Records for this exercise:
____________________

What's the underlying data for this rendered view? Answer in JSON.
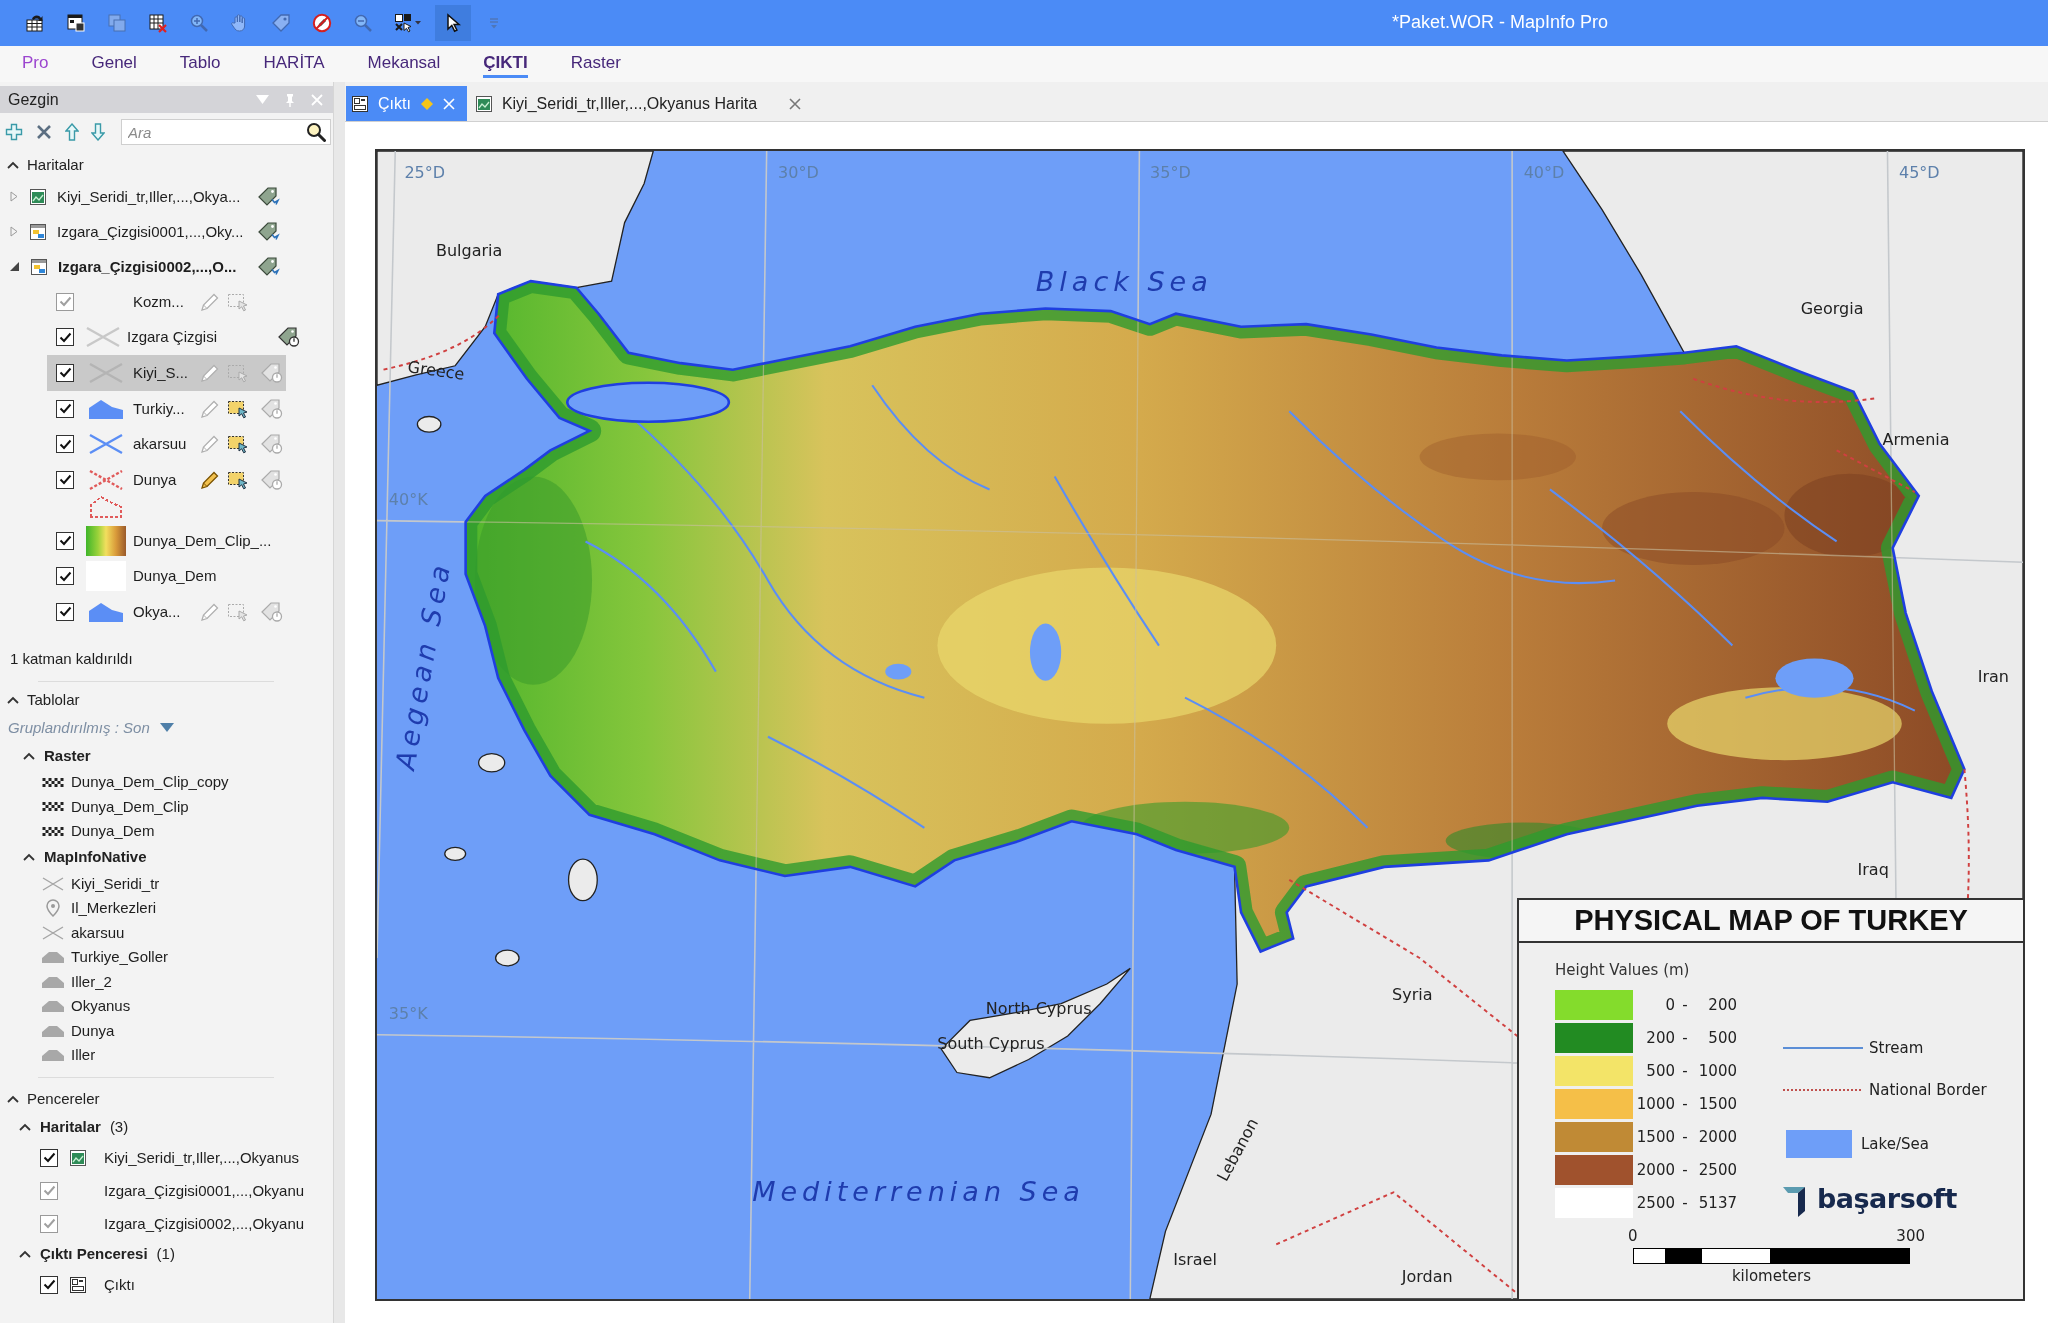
{
  "window": {
    "title": "*Paket.WOR - MapInfo Pro"
  },
  "quick_access_toolbar": [
    {
      "disabled": false,
      "selected": false
    },
    {
      "disabled": false,
      "selected": false
    },
    {
      "disabled": true,
      "selected": false
    },
    {
      "disabled": false,
      "selected": false
    },
    {
      "disabled": true,
      "selected": false
    },
    {
      "disabled": true,
      "selected": false
    },
    {
      "disabled": true,
      "selected": false
    },
    {
      "disabled": false,
      "selected": false
    },
    {
      "disabled": true,
      "selected": false
    },
    {
      "disabled": false,
      "selected": false
    },
    {
      "disabled": false,
      "selected": true
    },
    {
      "disabled": true,
      "selected": false
    }
  ],
  "ribbon_tabs": [
    {
      "label": "Pro",
      "kind": "backstage",
      "selected": false
    },
    {
      "label": "Genel",
      "kind": "tab",
      "selected": false
    },
    {
      "label": "Tablo",
      "kind": "tab",
      "selected": false
    },
    {
      "label": "HARİTA",
      "kind": "tab",
      "selected": false
    },
    {
      "label": "Mekansal",
      "kind": "tab",
      "selected": false
    },
    {
      "label": "ÇIKTI",
      "kind": "tab",
      "selected": true
    },
    {
      "label": "Raster",
      "kind": "tab",
      "selected": false
    }
  ],
  "explorer": {
    "title": "Gezgin",
    "search": {
      "placeholder": "Ara"
    },
    "maps": {
      "label": "Haritalar",
      "expanded": true,
      "items": [
        {
          "name": "Kiyi_Seridi_tr,Iller,...,Okya...",
          "kind": "map",
          "expanded": false,
          "selected": false
        },
        {
          "name": "Izgara_Çizgisi0001,...,Oky...",
          "kind": "map-window",
          "expanded": false,
          "selected": false
        },
        {
          "name": "Izgara_Çizgisi0002,...,O...",
          "kind": "map-window",
          "expanded": true,
          "selected": true,
          "layers": [
            {
              "name": "Kozm...",
              "checked": true,
              "disabled": true,
              "selected": false,
              "tools": [
                {
                  "kind": "edit",
                  "on": false
                },
                {
                  "kind": "select",
                  "on": false
                }
              ]
            },
            {
              "name": "Izgara Çizgisi",
              "checked": true,
              "disabled": false,
              "selected": false,
              "swatch": {
                "kind": "cross",
                "color": "#c8c8c8"
              },
              "tools": [
                {
                  "kind": "labels",
                  "on": true
                }
              ]
            },
            {
              "name": "Kiyi_S...",
              "checked": true,
              "disabled": false,
              "selected": true,
              "swatch": {
                "kind": "cross",
                "color": "#b4b4b4"
              },
              "tools": [
                {
                  "kind": "edit",
                  "on": false
                },
                {
                  "kind": "select",
                  "on": false
                },
                {
                  "kind": "labels",
                  "on": false
                }
              ]
            },
            {
              "name": "Turkiy...",
              "checked": true,
              "disabled": false,
              "selected": false,
              "swatch": {
                "kind": "polygon",
                "color": "#5b8ef5"
              },
              "tools": [
                {
                  "kind": "edit",
                  "on": false
                },
                {
                  "kind": "select",
                  "on": true
                },
                {
                  "kind": "labels",
                  "on": false
                }
              ]
            },
            {
              "name": "akarsuu",
              "checked": true,
              "disabled": false,
              "selected": false,
              "swatch": {
                "kind": "cross",
                "color": "#5b8ef5"
              },
              "tools": [
                {
                  "kind": "edit",
                  "on": false
                },
                {
                  "kind": "select",
                  "on": true
                },
                {
                  "kind": "labels",
                  "on": false
                }
              ]
            },
            {
              "name": "Dunya",
              "checked": true,
              "disabled": false,
              "selected": false,
              "swatch": {
                "kind": "dotted",
                "color": "#e05a5a"
              },
              "tools": [
                {
                  "kind": "edit",
                  "on": true
                },
                {
                  "kind": "select",
                  "on": true
                },
                {
                  "kind": "labels",
                  "on": false
                }
              ]
            },
            {
              "name": "Dunya_Dem_Clip_...",
              "checked": true,
              "disabled": false,
              "selected": false,
              "swatch": {
                "kind": "ramp"
              }
            },
            {
              "name": "Dunya_Dem",
              "checked": true,
              "disabled": false,
              "selected": false,
              "swatch": {
                "kind": "blank"
              }
            },
            {
              "name": "Okya...",
              "checked": true,
              "disabled": false,
              "selected": false,
              "swatch": {
                "kind": "polygon",
                "color": "#5b8ef5"
              },
              "tools": [
                {
                  "kind": "edit",
                  "on": false
                },
                {
                  "kind": "select",
                  "on": false
                },
                {
                  "kind": "labels",
                  "on": false
                }
              ]
            }
          ]
        }
      ]
    },
    "note": "1 katman kaldırıldı",
    "tables": {
      "label": "Tablolar",
      "expanded": true,
      "grouping": "Gruplandırılmış : Son",
      "groups": [
        {
          "label": "Raster",
          "expanded": true,
          "items": [
            {
              "name": "Dunya_Dem_Clip_copy",
              "kind": "raster"
            },
            {
              "name": "Dunya_Dem_Clip",
              "kind": "raster"
            },
            {
              "name": "Dunya_Dem",
              "kind": "raster"
            }
          ]
        },
        {
          "label": "MapInfoNative",
          "expanded": true,
          "items": [
            {
              "name": "Kiyi_Seridi_tr",
              "kind": "line"
            },
            {
              "name": "Il_Merkezleri",
              "kind": "point"
            },
            {
              "name": "akarsuu",
              "kind": "line"
            },
            {
              "name": "Turkiye_Goller",
              "kind": "region"
            },
            {
              "name": "Iller_2",
              "kind": "region"
            },
            {
              "name": "Okyanus",
              "kind": "region"
            },
            {
              "name": "Dunya",
              "kind": "region"
            },
            {
              "name": "Iller",
              "kind": "region"
            }
          ]
        }
      ]
    },
    "windows": {
      "label": "Pencereler",
      "expanded": true,
      "groups": [
        {
          "label": "Haritalar",
          "count": "(3)",
          "expanded": true,
          "items": [
            {
              "name": "Kiyi_Seridi_tr,Iller,...,Okyanus",
              "kind": "map",
              "checked": true,
              "disabled": false
            },
            {
              "name": "Izgara_Çizgisi0001,...,Okyanu",
              "kind": "plain",
              "checked": true,
              "disabled": true
            },
            {
              "name": "Izgara_Çizgisi0002,...,Okyanu",
              "kind": "plain",
              "checked": true,
              "disabled": true
            }
          ]
        },
        {
          "label": "Çıktı Penceresi",
          "count": "(1)",
          "expanded": true,
          "items": [
            {
              "name": "Çıktı",
              "kind": "layout",
              "checked": true,
              "disabled": false
            }
          ]
        }
      ]
    }
  },
  "document_tabs": [
    {
      "label": "Çıktı",
      "kind": "layout",
      "selected": true,
      "modified": true
    },
    {
      "label": "Kiyi_Seridi_tr,Iller,...,Okyanus Harita",
      "kind": "map",
      "selected": false,
      "modified": false
    }
  ],
  "layout": {
    "map": {
      "labels": [
        {
          "text": "25°D",
          "kind": "graticule"
        },
        {
          "text": "30°D",
          "kind": "graticule"
        },
        {
          "text": "35°D",
          "kind": "graticule"
        },
        {
          "text": "40°D",
          "kind": "graticule"
        },
        {
          "text": "45°D",
          "kind": "graticule"
        },
        {
          "text": "40°K",
          "kind": "graticule"
        },
        {
          "text": "35°K",
          "kind": "graticule"
        },
        {
          "text": "Bulgaria",
          "kind": "country"
        },
        {
          "text": "Black Sea",
          "kind": "sea"
        },
        {
          "text": "Georgia",
          "kind": "country"
        },
        {
          "text": "Greece",
          "kind": "country"
        },
        {
          "text": "Armenia",
          "kind": "country"
        },
        {
          "text": "Aegean Sea",
          "kind": "sea"
        },
        {
          "text": "Iran",
          "kind": "country"
        },
        {
          "text": "Iraq",
          "kind": "country"
        },
        {
          "text": "Syria",
          "kind": "country"
        },
        {
          "text": "North Cyprus",
          "kind": "country"
        },
        {
          "text": "South Cyprus",
          "kind": "country"
        },
        {
          "text": "Mediterrenian Sea",
          "kind": "sea"
        },
        {
          "text": "Lebanon",
          "kind": "country"
        },
        {
          "text": "Israel",
          "kind": "country"
        },
        {
          "text": "Jordan",
          "kind": "country"
        }
      ]
    },
    "legend": {
      "title": "PHYSICAL MAP OF TURKEY",
      "heading": "Height Values (m)",
      "classes": [
        {
          "range": [
            "0",
            "-",
            "200"
          ],
          "color": "#84dc2c"
        },
        {
          "range": [
            "200",
            "-",
            "500"
          ],
          "color": "#228b22"
        },
        {
          "range": [
            "500",
            "-",
            "1000"
          ],
          "color": "#f3e468"
        },
        {
          "range": [
            "1000",
            "-",
            "1500"
          ],
          "color": "#f5bf48"
        },
        {
          "range": [
            "1500",
            "-",
            "2000"
          ],
          "color": "#c08a35"
        },
        {
          "range": [
            "2000",
            "-",
            "2500"
          ],
          "color": "#a0522d"
        },
        {
          "range": [
            "2500",
            "-",
            "5137"
          ],
          "color": "#ffffff"
        }
      ],
      "symbols": [
        {
          "kind": "line",
          "label": "Stream",
          "color": "#5b8ed6"
        },
        {
          "kind": "dotted-line",
          "label": "National Border",
          "color": "#c0504d"
        },
        {
          "kind": "fill",
          "label": "Lake/Sea",
          "color": "#6e9ef8"
        }
      ],
      "logo": "başarsoft",
      "scale_bar": {
        "start": "0",
        "end": "300",
        "unit": "kilometers"
      }
    }
  }
}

____________________

Problem statement: Of the lines in the records, how many contain the word "Cyprus"? Answer with the number and nothing else.

Result for this exercise: 2